What is asked >> Read the material below and count the lines holding the string "Home". Give that count with nothing added.

Recorded data >>
========================================================================
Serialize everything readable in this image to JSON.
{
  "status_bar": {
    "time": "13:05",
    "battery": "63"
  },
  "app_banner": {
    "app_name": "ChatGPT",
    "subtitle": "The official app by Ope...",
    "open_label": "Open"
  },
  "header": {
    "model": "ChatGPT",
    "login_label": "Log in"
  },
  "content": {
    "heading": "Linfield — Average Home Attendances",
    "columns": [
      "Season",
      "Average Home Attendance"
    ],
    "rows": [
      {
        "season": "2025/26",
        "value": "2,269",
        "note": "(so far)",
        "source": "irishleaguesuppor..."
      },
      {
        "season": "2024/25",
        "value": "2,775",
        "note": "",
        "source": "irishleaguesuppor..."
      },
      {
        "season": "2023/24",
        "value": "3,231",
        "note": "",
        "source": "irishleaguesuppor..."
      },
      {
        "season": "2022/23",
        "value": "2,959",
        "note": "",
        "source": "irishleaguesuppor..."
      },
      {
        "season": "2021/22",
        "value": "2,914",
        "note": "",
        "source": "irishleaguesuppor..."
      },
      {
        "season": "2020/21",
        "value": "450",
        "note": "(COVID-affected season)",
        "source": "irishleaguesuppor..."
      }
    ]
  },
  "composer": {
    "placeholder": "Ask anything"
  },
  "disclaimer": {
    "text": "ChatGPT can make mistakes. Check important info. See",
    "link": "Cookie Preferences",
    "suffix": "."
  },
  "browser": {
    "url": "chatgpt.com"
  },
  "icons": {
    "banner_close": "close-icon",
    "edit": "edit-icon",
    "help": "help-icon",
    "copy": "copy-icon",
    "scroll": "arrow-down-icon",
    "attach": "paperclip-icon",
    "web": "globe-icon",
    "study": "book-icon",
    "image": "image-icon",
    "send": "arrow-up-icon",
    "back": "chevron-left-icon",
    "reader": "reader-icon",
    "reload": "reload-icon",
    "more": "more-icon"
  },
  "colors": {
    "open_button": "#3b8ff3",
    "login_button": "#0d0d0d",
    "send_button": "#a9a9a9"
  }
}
========================================================================
Solution below >> 2